* begin MATERIAL SUPPLIED *
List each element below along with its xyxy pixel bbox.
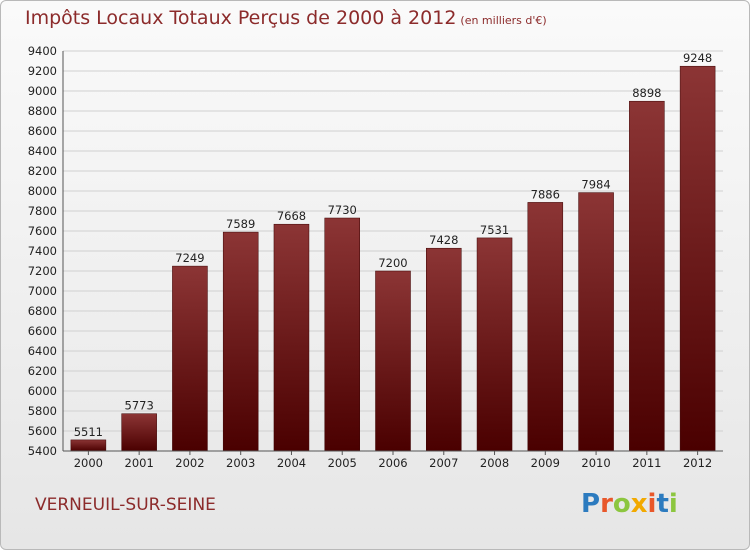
y-tick-label: 6600 xyxy=(28,324,57,338)
x-tick-label: 2006 xyxy=(378,456,407,470)
bar-2005 xyxy=(324,217,360,452)
x-tick-label: 2010 xyxy=(581,456,610,470)
chart-title-text: Impôts Locaux Totaux Perçus de 2000 à 20… xyxy=(25,7,457,29)
value-label: 7428 xyxy=(429,233,458,247)
logo-letter: i xyxy=(647,489,657,519)
value-label: 7886 xyxy=(531,187,560,201)
x-tick-label: 2001 xyxy=(125,456,154,470)
x-axis-ticks: 2000 2001 2002 2003 2004 2005 2006 2007 2008 2009… xyxy=(74,451,712,470)
value-label: 7730 xyxy=(328,203,357,217)
value-label: 9248 xyxy=(683,51,712,65)
value-labels: 5511 5773 7249 7589 7668 7730 7200 7428 7531 7886… xyxy=(74,51,713,439)
bar-2006 xyxy=(375,270,411,452)
x-tick-label: 2007 xyxy=(429,456,458,470)
y-tick-label: 7200 xyxy=(28,264,57,278)
x-tick-label: 2000 xyxy=(74,456,103,470)
y-tick-label: 8400 xyxy=(28,144,57,158)
logo-letter: x xyxy=(630,489,648,519)
x-tick-label: 2009 xyxy=(531,456,560,470)
bar-2002 xyxy=(172,265,208,452)
logo-letter: r xyxy=(600,489,613,519)
x-tick-label: 2003 xyxy=(226,456,255,470)
axes xyxy=(62,51,723,452)
bar-2012 xyxy=(679,65,716,452)
bar-2000 xyxy=(70,439,107,452)
value-label: 7531 xyxy=(480,223,509,237)
bar-2008 xyxy=(476,237,513,452)
place-name: VERNEUIL-SUR-SEINE xyxy=(35,495,216,515)
y-tick-label: 7400 xyxy=(28,244,57,258)
y-tick-label: 6800 xyxy=(28,304,57,318)
y-tick-label: 8600 xyxy=(28,124,57,138)
y-tick-label: 5800 xyxy=(28,404,57,418)
y-tick-label: 7000 xyxy=(28,284,57,298)
y-tick-label: 8800 xyxy=(28,104,57,118)
logo-letter: o xyxy=(612,489,631,519)
logo-letter: i xyxy=(668,489,678,519)
y-tick-label: 6000 xyxy=(28,384,57,398)
proxiti-logo: Proxiti xyxy=(581,489,678,519)
value-label: 5511 xyxy=(74,425,103,439)
value-label: 7249 xyxy=(175,251,204,265)
bar-2004 xyxy=(273,223,310,452)
x-tick-label: 2011 xyxy=(632,456,661,470)
value-label: 7668 xyxy=(277,209,306,223)
bar-2009 xyxy=(527,202,564,452)
y-tick-label: 5600 xyxy=(28,424,57,438)
x-tick-label: 2002 xyxy=(175,456,204,470)
y-tick-label: 8200 xyxy=(28,164,57,178)
y-axis-ticks: 5400 5600 5800 6000 6200 6400 6600 6800 7000 7200… xyxy=(28,44,57,458)
bar-2003 xyxy=(222,231,259,452)
value-label: 7200 xyxy=(378,256,407,270)
bar-2001 xyxy=(121,413,157,452)
chart-unit: (en milliers d'€) xyxy=(460,14,547,27)
value-label: 7984 xyxy=(581,178,610,192)
bar-2011 xyxy=(629,100,665,452)
x-tick-label: 2008 xyxy=(480,456,509,470)
x-tick-label: 2012 xyxy=(683,456,712,470)
y-tick-label: 5400 xyxy=(28,444,57,458)
bar-2010 xyxy=(578,192,614,452)
bar-2007 xyxy=(426,247,462,452)
y-tick-label: 6400 xyxy=(28,344,57,358)
y-tick-label: 7600 xyxy=(28,224,57,238)
y-tick-label: 9400 xyxy=(28,44,57,58)
logo-letter: P xyxy=(581,489,601,519)
y-tick-label: 9000 xyxy=(28,84,57,98)
y-tick-label: 7800 xyxy=(28,204,57,218)
x-tick-label: 2005 xyxy=(328,456,357,470)
chart-title: Impôts Locaux Totaux Perçus de 2000 à 20… xyxy=(25,7,547,29)
value-label: 8898 xyxy=(632,86,661,100)
bars xyxy=(70,65,716,452)
value-label: 7589 xyxy=(226,217,255,231)
value-label: 5773 xyxy=(125,399,154,413)
logo-letter: t xyxy=(656,489,669,519)
y-tick-label: 6200 xyxy=(28,364,57,378)
y-tick-label: 9200 xyxy=(28,64,57,78)
x-tick-label: 2004 xyxy=(277,456,306,470)
y-tick-label: 8000 xyxy=(28,184,57,198)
* end MATERIAL SUPPLIED *
**GIVEN EXERCISE**
Output the row above as a JSON list of strings, one string per line, with blank lines and the picture left out.

**WRITTEN RESPONSE**
[
  "List each element below along with its xyxy pixel bbox.",
  "y-tick-label: 6600 xyxy=(28,324,57,338)",
  "x-tick-label: 2006 xyxy=(378,456,407,470)",
  "bar-2005 xyxy=(324,217,360,452)",
  "x-tick-label: 2010 xyxy=(581,456,610,470)",
  "chart-title-text: Impôts Locaux Totaux Perçus de 2000 à 20… xyxy=(25,7,457,29)",
  "value-label: 7428 xyxy=(429,233,458,247)",
  "logo-letter: i xyxy=(647,489,657,519)",
  "value-label: 7886 xyxy=(531,187,560,201)",
  "x-tick-label: 2001 xyxy=(125,456,154,470)",
  "x-axis-ticks: 2000 2001 2002 2003 2004 2005 2006 2007 2008 2009… xyxy=(74,451,712,470)",
  "value-label: 7730 xyxy=(328,203,357,217)",
  "value-label: 9248 xyxy=(683,51,712,65)",
  "value-labels: 5511 5773 7249 7589 7668 7730 7200 7428 7531 7886… xyxy=(74,51,713,439)",
  "bar-2006 xyxy=(375,270,411,452)",
  "x-tick-label: 2007 xyxy=(429,456,458,470)",
  "y-tick-label: 7200 xyxy=(28,264,57,278)",
  "x-tick-label: 2000 xyxy=(74,456,103,470)",
  "y-tick-label: 8400 xyxy=(28,144,57,158)",
  "logo-letter: x xyxy=(630,489,648,519)",
  "x-tick-label: 2009 xyxy=(531,456,560,470)",
  "bar-2002 xyxy=(172,265,208,452)",
  "logo-letter: r xyxy=(600,489,613,519)",
  "x-tick-label: 2003 xyxy=(226,456,255,470)",
  "axes xyxy=(62,51,723,452)",
  "bar-2012 xyxy=(679,65,716,452)",
  "bar-2000 xyxy=(70,439,107,452)",
  "value-label: 7531 xyxy=(480,223,509,237)",
  "bar-2008 xyxy=(476,237,513,452)",
  "place-name: VERNEUIL-SUR-SEINE xyxy=(35,495,216,515)",
  "y-tick-label: 7400 xyxy=(28,244,57,258)",
  "y-tick-label: 6800 xyxy=(28,304,57,318)",
  "y-tick-label: 8600 xyxy=(28,124,57,138)",
  "y-tick-label: 5800 xyxy=(28,404,57,418)",
  "y-tick-label: 7000 xyxy=(28,284,57,298)",
  "y-tick-label: 8800 xyxy=(28,104,57,118)",
  "logo-letter: o xyxy=(612,489,631,519)",
  "logo-letter: i xyxy=(668,489,678,519)",
  "y-tick-label: 6000 xyxy=(28,384,57,398)",
  "proxiti-logo: Proxiti xyxy=(581,489,678,519)",
  "value-label: 5511 xyxy=(74,425,103,439)",
  "value-label: 7249 xyxy=(175,251,204,265)",
  "bar-2004 xyxy=(273,223,310,452)",
  "x-tick-label: 2011 xyxy=(632,456,661,470)",
  "value-label: 7668 xyxy=(277,209,306,223)",
  "bar-2009 xyxy=(527,202,564,452)",
  "y-tick-label: 5600 xyxy=(28,424,57,438)",
  "x-tick-label: 2002 xyxy=(175,456,204,470)",
  "y-tick-label: 8200 xyxy=(28,164,57,178)",
  "y-axis-ticks: 5400 5600 5800 6000 6200 6400 6600 6800 7000 7200… xyxy=(28,44,57,458)",
  "bar-2003 xyxy=(222,231,259,452)",
  "value-label: 7200 xyxy=(378,256,407,270)",
  "bar-2001 xyxy=(121,413,157,452)",
  "chart-unit: (en milliers d'€) xyxy=(460,14,547,27)",
  "value-label: 7984 xyxy=(581,178,610,192)",
  "bar-2011 xyxy=(629,100,665,452)",
  "x-tick-label: 2008 xyxy=(480,456,509,470)",
  "x-tick-label: 2012 xyxy=(683,456,712,470)",
  "y-tick-label: 5400 xyxy=(28,444,57,458)",
  "bar-2010 xyxy=(578,192,614,452)",
  "bar-2007 xyxy=(426,247,462,452)",
  "y-tick-label: 6400 xyxy=(28,344,57,358)",
  "y-tick-label: 7600 xyxy=(28,224,57,238)",
  "y-tick-label: 9400 xyxy=(28,44,57,58)",
  "logo-letter: P xyxy=(581,489,601,519)",
  "y-tick-label: 9000 xyxy=(28,84,57,98)",
  "y-tick-label: 7800 xyxy=(28,204,57,218)",
  "x-tick-label: 2005 xyxy=(328,456,357,470)",
  "chart-title: Impôts Locaux Totaux Perçus de 2000 à 20… xyxy=(25,7,547,29)",
  "value-label: 8898 xyxy=(632,86,661,100)",
  "bars xyxy=(70,65,716,452)",
  "value-label: 7589 xyxy=(226,217,255,231)",
  "value-label: 5773 xyxy=(125,399,154,413)",
  "logo-letter: t xyxy=(656,489,669,519)",
  "y-tick-label: 6200 xyxy=(28,364,57,378)",
  "y-tick-label: 9200 xyxy=(28,64,57,78)",
  "x-tick-label: 2004 xyxy=(277,456,306,470)",
  "y-tick-label: 8000 xyxy=(28,184,57,198)"
]